> Problem to solve
Copy out all the entries word for word.
--- Begin Supplied material ---
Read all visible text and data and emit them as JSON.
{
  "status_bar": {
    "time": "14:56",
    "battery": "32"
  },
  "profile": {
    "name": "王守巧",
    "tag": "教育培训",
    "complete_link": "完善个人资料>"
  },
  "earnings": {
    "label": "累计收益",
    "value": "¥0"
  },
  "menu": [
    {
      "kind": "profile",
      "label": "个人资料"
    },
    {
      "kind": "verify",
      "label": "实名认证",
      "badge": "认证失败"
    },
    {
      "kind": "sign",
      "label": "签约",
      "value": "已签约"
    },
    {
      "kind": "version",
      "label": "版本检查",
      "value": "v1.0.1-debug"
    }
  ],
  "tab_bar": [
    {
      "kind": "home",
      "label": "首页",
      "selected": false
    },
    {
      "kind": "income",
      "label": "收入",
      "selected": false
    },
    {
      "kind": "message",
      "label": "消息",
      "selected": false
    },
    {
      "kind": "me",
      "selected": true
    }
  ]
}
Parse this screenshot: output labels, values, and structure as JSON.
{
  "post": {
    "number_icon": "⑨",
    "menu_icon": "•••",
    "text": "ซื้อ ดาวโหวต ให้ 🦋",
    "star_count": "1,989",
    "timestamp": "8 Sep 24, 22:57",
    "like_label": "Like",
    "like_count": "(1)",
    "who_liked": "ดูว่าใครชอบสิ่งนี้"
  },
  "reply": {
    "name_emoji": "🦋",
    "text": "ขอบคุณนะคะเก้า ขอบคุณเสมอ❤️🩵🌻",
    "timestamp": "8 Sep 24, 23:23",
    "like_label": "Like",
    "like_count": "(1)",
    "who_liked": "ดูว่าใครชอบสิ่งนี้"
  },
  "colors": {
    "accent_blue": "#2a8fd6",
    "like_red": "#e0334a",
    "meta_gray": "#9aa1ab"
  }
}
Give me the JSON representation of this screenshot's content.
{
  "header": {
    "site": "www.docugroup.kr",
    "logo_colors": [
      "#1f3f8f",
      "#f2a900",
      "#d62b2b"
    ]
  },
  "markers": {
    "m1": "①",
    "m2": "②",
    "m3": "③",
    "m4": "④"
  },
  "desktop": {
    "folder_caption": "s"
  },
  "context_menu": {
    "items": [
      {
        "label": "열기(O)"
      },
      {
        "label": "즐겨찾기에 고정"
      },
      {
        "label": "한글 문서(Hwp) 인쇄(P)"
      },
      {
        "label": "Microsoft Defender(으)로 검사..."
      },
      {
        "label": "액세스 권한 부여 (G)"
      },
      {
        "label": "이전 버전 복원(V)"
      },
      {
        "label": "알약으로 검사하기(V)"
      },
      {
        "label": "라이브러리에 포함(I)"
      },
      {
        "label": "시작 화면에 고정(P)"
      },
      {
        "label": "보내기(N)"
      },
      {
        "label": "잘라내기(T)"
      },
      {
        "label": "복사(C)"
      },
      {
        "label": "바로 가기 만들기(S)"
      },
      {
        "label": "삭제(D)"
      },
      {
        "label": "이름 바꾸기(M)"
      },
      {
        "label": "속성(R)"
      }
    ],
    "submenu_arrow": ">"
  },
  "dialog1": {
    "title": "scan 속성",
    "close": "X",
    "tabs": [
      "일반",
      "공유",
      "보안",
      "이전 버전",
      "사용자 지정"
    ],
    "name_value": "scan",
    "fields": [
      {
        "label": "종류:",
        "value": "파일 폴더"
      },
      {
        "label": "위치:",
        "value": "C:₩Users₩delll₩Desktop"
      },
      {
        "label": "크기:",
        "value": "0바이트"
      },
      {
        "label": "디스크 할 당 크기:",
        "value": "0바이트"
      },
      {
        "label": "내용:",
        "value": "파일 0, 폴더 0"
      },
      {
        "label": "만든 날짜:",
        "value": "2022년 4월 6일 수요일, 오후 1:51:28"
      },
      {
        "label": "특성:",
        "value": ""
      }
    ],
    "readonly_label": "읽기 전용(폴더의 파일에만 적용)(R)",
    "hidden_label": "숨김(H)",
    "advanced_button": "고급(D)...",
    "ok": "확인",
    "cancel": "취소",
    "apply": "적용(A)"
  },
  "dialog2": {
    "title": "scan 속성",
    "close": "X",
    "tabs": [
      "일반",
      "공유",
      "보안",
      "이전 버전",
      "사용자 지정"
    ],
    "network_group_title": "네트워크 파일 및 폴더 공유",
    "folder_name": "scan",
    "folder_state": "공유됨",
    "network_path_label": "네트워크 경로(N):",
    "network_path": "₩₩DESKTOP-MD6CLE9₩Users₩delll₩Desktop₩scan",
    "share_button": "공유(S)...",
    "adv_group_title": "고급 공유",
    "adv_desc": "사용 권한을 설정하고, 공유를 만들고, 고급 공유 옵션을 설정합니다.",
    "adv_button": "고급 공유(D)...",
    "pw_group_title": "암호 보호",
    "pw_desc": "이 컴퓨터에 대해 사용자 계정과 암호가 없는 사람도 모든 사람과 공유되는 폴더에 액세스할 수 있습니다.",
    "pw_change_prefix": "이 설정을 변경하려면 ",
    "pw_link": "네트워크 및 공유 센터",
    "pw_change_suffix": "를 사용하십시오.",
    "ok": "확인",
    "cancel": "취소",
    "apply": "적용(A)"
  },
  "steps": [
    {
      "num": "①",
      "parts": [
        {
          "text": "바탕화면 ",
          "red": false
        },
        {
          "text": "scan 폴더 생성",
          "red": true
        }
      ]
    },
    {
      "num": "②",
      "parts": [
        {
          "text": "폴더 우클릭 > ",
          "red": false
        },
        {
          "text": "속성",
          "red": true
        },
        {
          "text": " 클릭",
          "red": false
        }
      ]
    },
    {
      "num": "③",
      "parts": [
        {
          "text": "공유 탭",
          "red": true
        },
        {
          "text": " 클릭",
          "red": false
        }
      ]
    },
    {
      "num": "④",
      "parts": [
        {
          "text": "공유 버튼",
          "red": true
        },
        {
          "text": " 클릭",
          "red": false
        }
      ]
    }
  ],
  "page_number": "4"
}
--- End Supplied material ---
> Answer to this problem
Read all visible text and data and emit them as JSON.
{
  "status_bar": {
    "time": "14:56",
    "battery": "32"
  },
  "profile": {
    "name": "王守巧",
    "tag": "教育培训",
    "complete_link": "完善个人资料>"
  },
  "earnings": {
    "label": "累计收益",
    "value": "¥0"
  },
  "menu": [
    {
      "kind": "profile",
      "label": "个人资料"
    },
    {
      "kind": "verify",
      "label": "实名认证",
      "badge": "认证失败"
    },
    {
      "kind": "sign",
      "label": "签约",
      "value": "已签约"
    },
    {
      "kind": "version",
      "label": "版本检查",
      "value": "v1.0.1-debug"
    }
  ],
  "tab_bar": [
    {
      "kind": "home",
      "label": "首页",
      "selected": false
    },
    {
      "kind": "income",
      "label": "收入",
      "selected": false
    },
    {
      "kind": "message",
      "label": "消息",
      "selected": false
    },
    {
      "kind": "me",
      "selected": true
    }
  ]
}
Parse this screenshot: output labels, values, and structure as JSON.
{
  "post": {
    "number_icon": "⑨",
    "menu_icon": "•••",
    "text": "ซื้อ ดาวโหวต ให้ 🦋",
    "star_count": "1,989",
    "timestamp": "8 Sep 24, 22:57",
    "like_label": "Like",
    "like_count": "(1)",
    "who_liked": "ดูว่าใครชอบสิ่งนี้"
  },
  "reply": {
    "name_emoji": "🦋",
    "text": "ขอบคุณนะคะเก้า ขอบคุณเสมอ❤️🩵🌻",
    "timestamp": "8 Sep 24, 23:23",
    "like_label": "Like",
    "like_count": "(1)",
    "who_liked": "ดูว่าใครชอบสิ่งนี้"
  },
  "colors": {
    "accent_blue": "#2a8fd6",
    "like_red": "#e0334a",
    "meta_gray": "#9aa1ab"
  }
}
Give me the JSON representation of this screenshot's content.
{
  "header": {
    "site": "www.docugroup.kr",
    "logo_colors": [
      "#1f3f8f",
      "#f2a900",
      "#d62b2b"
    ]
  },
  "markers": {
    "m1": "①",
    "m2": "②",
    "m3": "③",
    "m4": "④"
  },
  "desktop": {
    "folder_caption": "s"
  },
  "context_menu": {
    "items": [
      {
        "label": "열기(O)"
      },
      {
        "label": "즐겨찾기에 고정"
      },
      {
        "label": "한글 문서(Hwp) 인쇄(P)"
      },
      {
        "label": "Microsoft Defender(으)로 검사..."
      },
      {
        "label": "액세스 권한 부여 (G)"
      },
      {
        "label": "이전 버전 복원(V)"
      },
      {
        "label": "알약으로 검사하기(V)"
      },
      {
        "label": "라이브러리에 포함(I)"
      },
      {
        "label": "시작 화면에 고정(P)"
      },
      {
        "label": "보내기(N)"
      },
      {
        "label": "잘라내기(T)"
      },
      {
        "label": "복사(C)"
      },
      {
        "label": "바로 가기 만들기(S)"
      },
      {
        "label": "삭제(D)"
      },
      {
        "label": "이름 바꾸기(M)"
      },
      {
        "label": "속성(R)"
      }
    ],
    "submenu_arrow": ">"
  },
  "dialog1": {
    "title": "scan 속성",
    "close": "X",
    "tabs": [
      "일반",
      "공유",
      "보안",
      "이전 버전",
      "사용자 지정"
    ],
    "name_value": "scan",
    "fields": [
      {
        "label": "종류:",
        "value": "파일 폴더"
      },
      {
        "label": "위치:",
        "value": "C:₩Users₩delll₩Desktop"
      },
      {
        "label": "크기:",
        "value": "0바이트"
      },
      {
        "label": "디스크 할 당 크기:",
        "value": "0바이트"
      },
      {
        "label": "내용:",
        "value": "파일 0, 폴더 0"
      },
      {
        "label": "만든 날짜:",
        "value": "2022년 4월 6일 수요일, 오후 1:51:28"
      },
      {
        "label": "특성:",
        "value": ""
      }
    ],
    "readonly_label": "읽기 전용(폴더의 파일에만 적용)(R)",
    "hidden_label": "숨김(H)",
    "advanced_button": "고급(D)...",
    "ok": "확인",
    "cancel": "취소",
    "apply": "적용(A)"
  },
  "dialog2": {
    "title": "scan 속성",
    "close": "X",
    "tabs": [
      "일반",
      "공유",
      "보안",
      "이전 버전",
      "사용자 지정"
    ],
    "network_group_title": "네트워크 파일 및 폴더 공유",
    "folder_name": "scan",
    "folder_state": "공유됨",
    "network_path_label": "네트워크 경로(N):",
    "network_path": "₩₩DESKTOP-MD6CLE9₩Users₩delll₩Desktop₩scan",
    "share_button": "공유(S)...",
    "adv_group_title": "고급 공유",
    "adv_desc": "사용 권한을 설정하고, 공유를 만들고, 고급 공유 옵션을 설정합니다.",
    "adv_button": "고급 공유(D)...",
    "pw_group_title": "암호 보호",
    "pw_desc": "이 컴퓨터에 대해 사용자 계정과 암호가 없는 사람도 모든 사람과 공유되는 폴더에 액세스할 수 있습니다.",
    "pw_change_prefix": "이 설정을 변경하려면 ",
    "pw_link": "네트워크 및 공유 센터",
    "pw_change_suffix": "를 사용하십시오.",
    "ok": "확인",
    "cancel": "취소",
    "apply": "적용(A)"
  },
  "steps": [
    {
      "num": "①",
      "parts": [
        {
          "text": "바탕화면 ",
          "red": false
        },
        {
          "text": "scan 폴더 생성",
          "red": true
        }
      ]
    },
    {
      "num": "②",
      "parts": [
        {
          "text": "폴더 우클릭 > ",
          "red": false
        },
        {
          "text": "속성",
          "red": true
        },
        {
          "text": " 클릭",
          "red": false
        }
      ]
    },
    {
      "num": "③",
      "parts": [
        {
          "text": "공유 탭",
          "red": true
        },
        {
          "text": " 클릭",
          "red": false
        }
      ]
    },
    {
      "num": "④",
      "parts": [
        {
          "text": "공유 버튼",
          "red": true
        },
        {
          "text": " 클릭",
          "red": false
        }
      ]
    }
  ],
  "page_number": "4"
}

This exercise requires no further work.